● **AVAILABLE DATA**

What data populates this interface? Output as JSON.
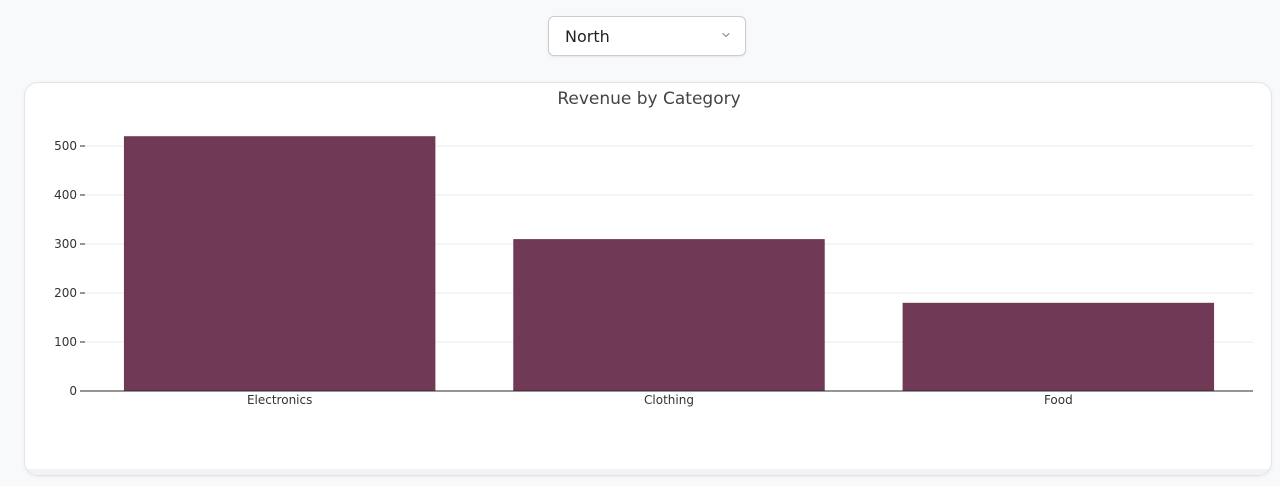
{
  "filter": {
    "selected": "North",
    "icon": "chevron-down-icon"
  },
  "colors": {
    "bar": "#703a56",
    "grid": "#e9ebee",
    "axis": "#2b2b2b",
    "text": "#333333",
    "title": "#444444"
  },
  "chart_data": {
    "type": "bar",
    "title": "Revenue by Category",
    "xlabel": "",
    "ylabel": "",
    "categories": [
      "Electronics",
      "Clothing",
      "Food"
    ],
    "values": [
      520,
      310,
      180
    ],
    "ylim": [
      0,
      500
    ],
    "yticks": [
      0,
      100,
      200,
      300,
      400,
      500
    ],
    "grid": true,
    "legend": "none"
  }
}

● **GOAL**
Verbatim reproduction of every record is required; images are left out.

● **OUTPUT BELOW**
What data populates this interface? Output as JSON.
{
  "filter": {
    "selected": "North",
    "icon": "chevron-down-icon"
  },
  "colors": {
    "bar": "#703a56",
    "grid": "#e9ebee",
    "axis": "#2b2b2b",
    "text": "#333333",
    "title": "#444444"
  },
  "chart_data": {
    "type": "bar",
    "title": "Revenue by Category",
    "xlabel": "",
    "ylabel": "",
    "categories": [
      "Electronics",
      "Clothing",
      "Food"
    ],
    "values": [
      520,
      310,
      180
    ],
    "ylim": [
      0,
      500
    ],
    "yticks": [
      0,
      100,
      200,
      300,
      400,
      500
    ],
    "grid": true,
    "legend": "none"
  }
}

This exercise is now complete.